Wherever a line holds the word "Filtering", copy that line out.

Stored records
⁂

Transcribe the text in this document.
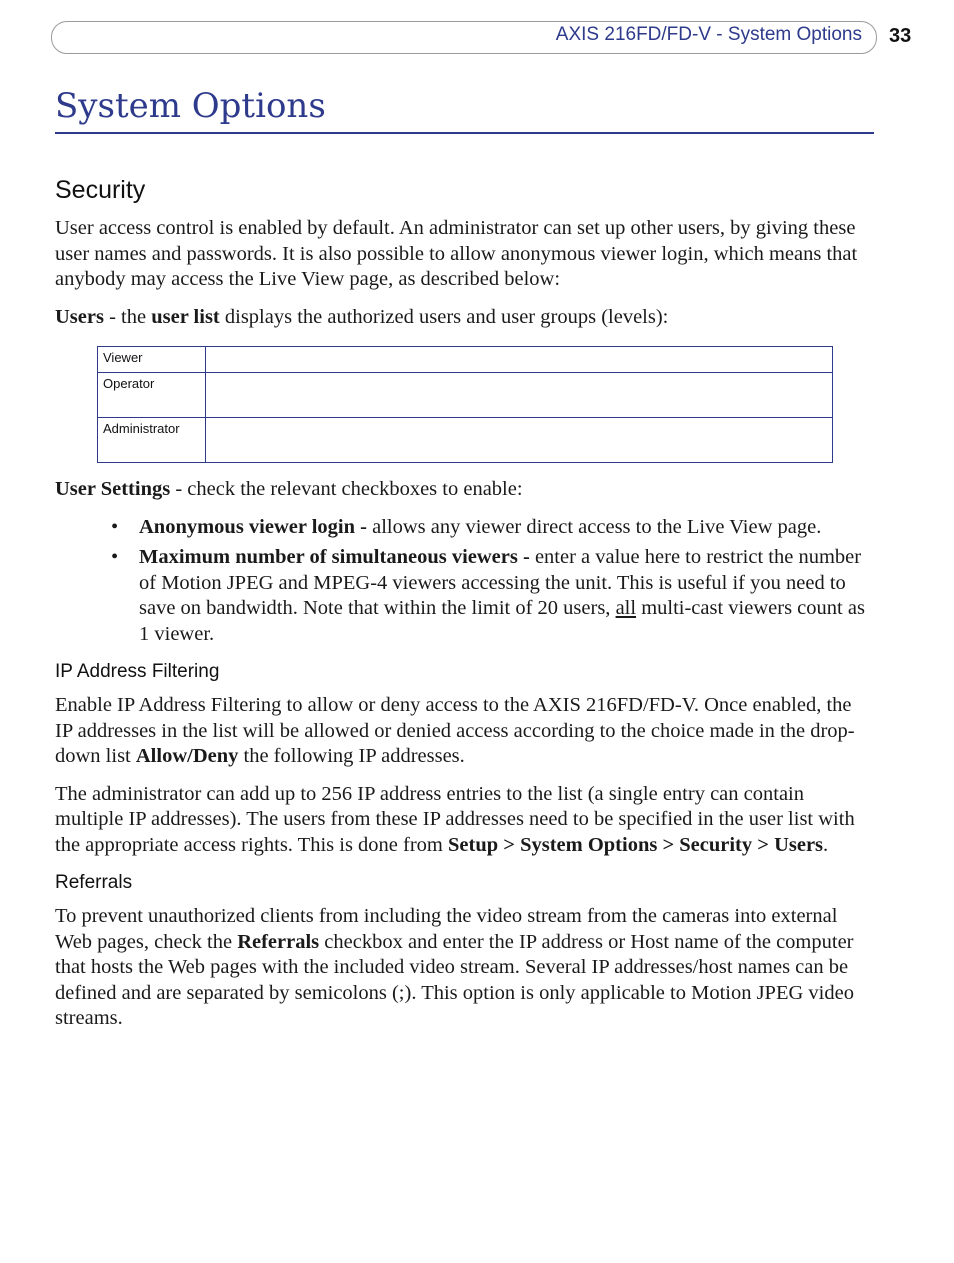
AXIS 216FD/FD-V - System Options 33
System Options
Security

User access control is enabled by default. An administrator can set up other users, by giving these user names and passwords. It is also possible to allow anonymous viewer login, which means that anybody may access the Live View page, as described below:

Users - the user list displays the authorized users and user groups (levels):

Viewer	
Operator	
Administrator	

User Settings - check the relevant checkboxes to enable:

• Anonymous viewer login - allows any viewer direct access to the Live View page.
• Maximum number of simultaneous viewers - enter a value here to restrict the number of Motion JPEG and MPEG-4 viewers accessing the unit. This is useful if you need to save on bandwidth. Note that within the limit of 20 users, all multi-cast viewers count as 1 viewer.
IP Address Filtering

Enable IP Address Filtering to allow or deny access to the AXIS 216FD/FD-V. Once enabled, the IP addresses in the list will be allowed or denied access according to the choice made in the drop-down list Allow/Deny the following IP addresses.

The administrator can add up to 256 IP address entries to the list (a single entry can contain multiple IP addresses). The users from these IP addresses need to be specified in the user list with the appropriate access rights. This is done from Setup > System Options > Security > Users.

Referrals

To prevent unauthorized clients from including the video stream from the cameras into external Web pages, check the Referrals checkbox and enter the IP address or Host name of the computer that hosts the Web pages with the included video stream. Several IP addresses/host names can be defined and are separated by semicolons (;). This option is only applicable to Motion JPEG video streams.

⁂

▶ **ANSWER TO THE TASK**:
IP Address Filtering
Enable IP Address Filtering to allow or deny access to the AXIS 216FD/FD-V. Once enabled, the IP addresses in the list will be allowed or denied access according to the choice made in the drop-down list Allow/Deny the following IP addresses.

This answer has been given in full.